Task =
Quote every line below exactly and skip any picture.

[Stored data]

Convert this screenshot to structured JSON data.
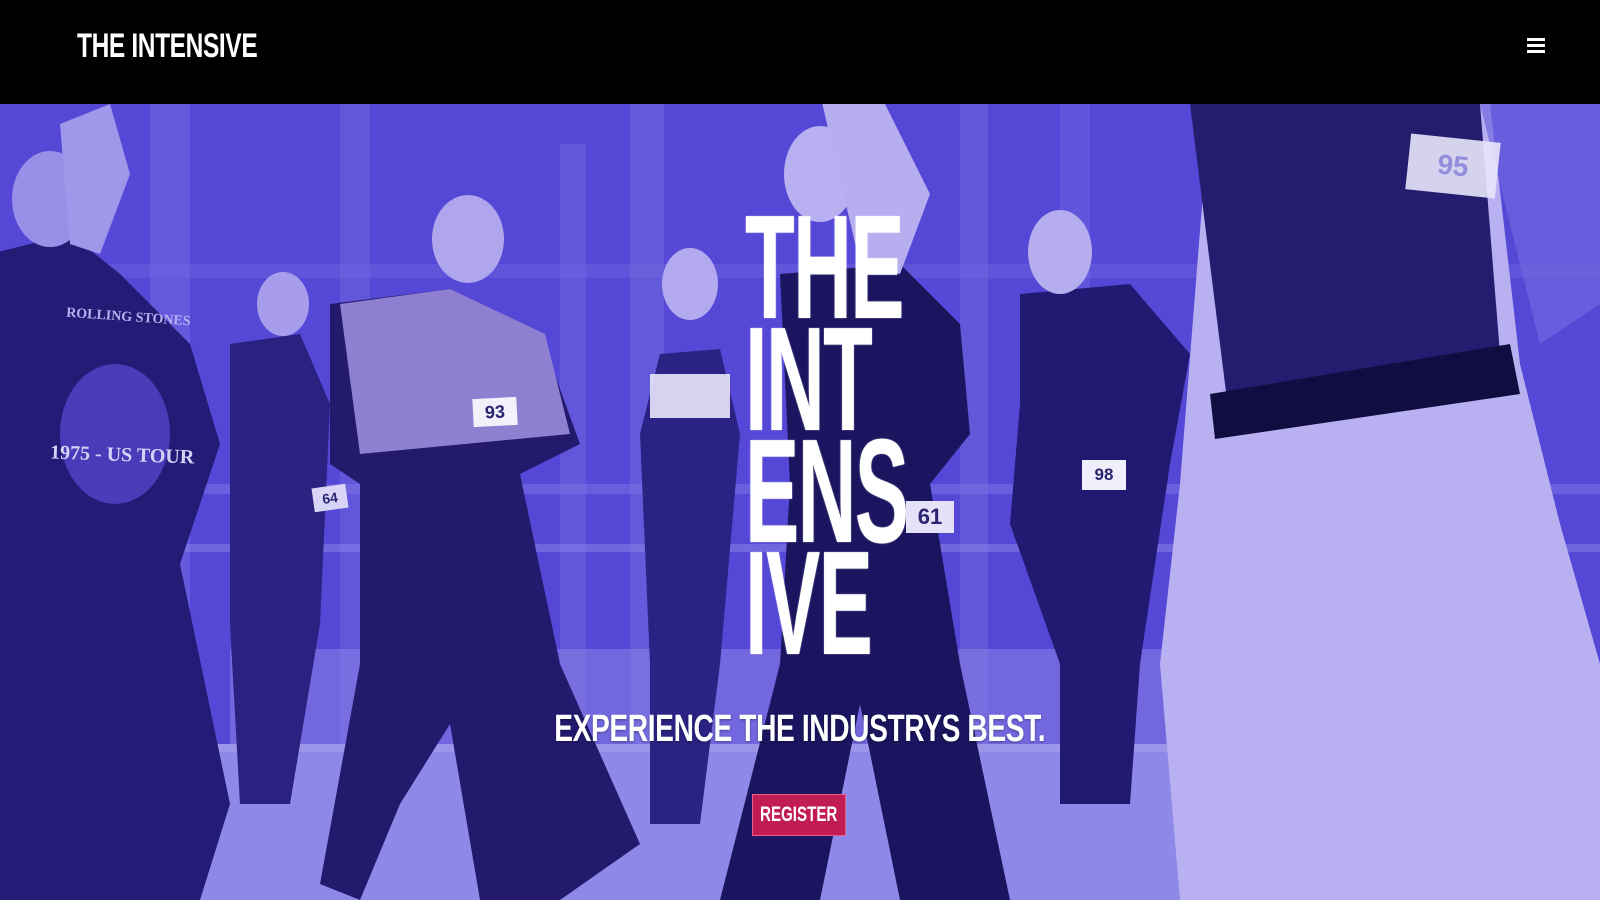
{
  "header": {
    "brand": "THE INTENSIVE",
    "menu_icon": "hamburger-menu-icon"
  },
  "hero": {
    "title_lines": [
      "THE",
      "INT",
      "ENS",
      "IVE"
    ],
    "tagline": "EXPERIENCE THE INDUSTRYS BEST.",
    "register_label": "REGISTER",
    "bib_numbers": [
      "93",
      "64",
      "61",
      "98",
      "95"
    ],
    "shirt_text": {
      "band": "ROLLING STONES",
      "tour": "1975 - US TOUR"
    }
  },
  "colors": {
    "header_bg": "#000000",
    "hero_tint": "#4c3fcf",
    "register_bg": "#c21c54",
    "text": "#ffffff"
  }
}
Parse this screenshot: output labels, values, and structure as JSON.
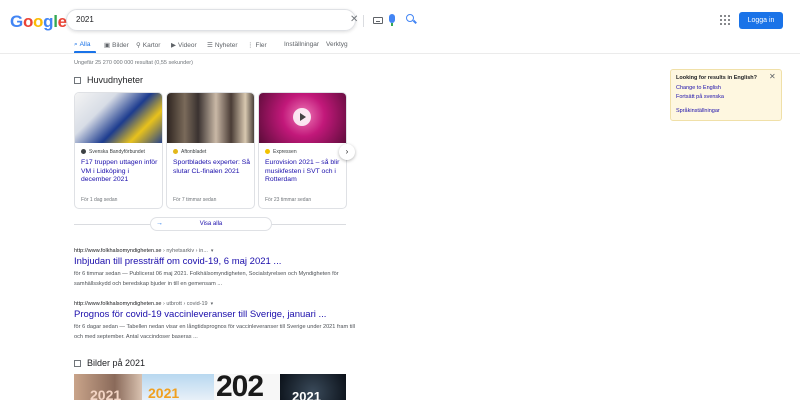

Answer to this exercise =
Convert this screenshot to structured JSON data.
{
  "header": {
    "brand": "THE INTENSIVE",
    "menu_icon": "hamburger-menu-icon"
  },
  "hero": {
    "title_lines": [
      "THE",
      "INT",
      "ENS",
      "IVE"
    ],
    "tagline": "EXPERIENCE THE INDUSTRYS BEST.",
    "register_label": "REGISTER",
    "bib_numbers": [
      "93",
      "64",
      "61",
      "98",
      "95"
    ],
    "shirt_text": {
      "band": "ROLLING STONES",
      "tour": "1975 - US TOUR"
    }
  },
  "colors": {
    "header_bg": "#000000",
    "hero_tint": "#4c3fcf",
    "register_bg": "#c21c54",
    "text": "#ffffff"
  }
}
Parse this screenshot: output labels, values, and structure as JSON.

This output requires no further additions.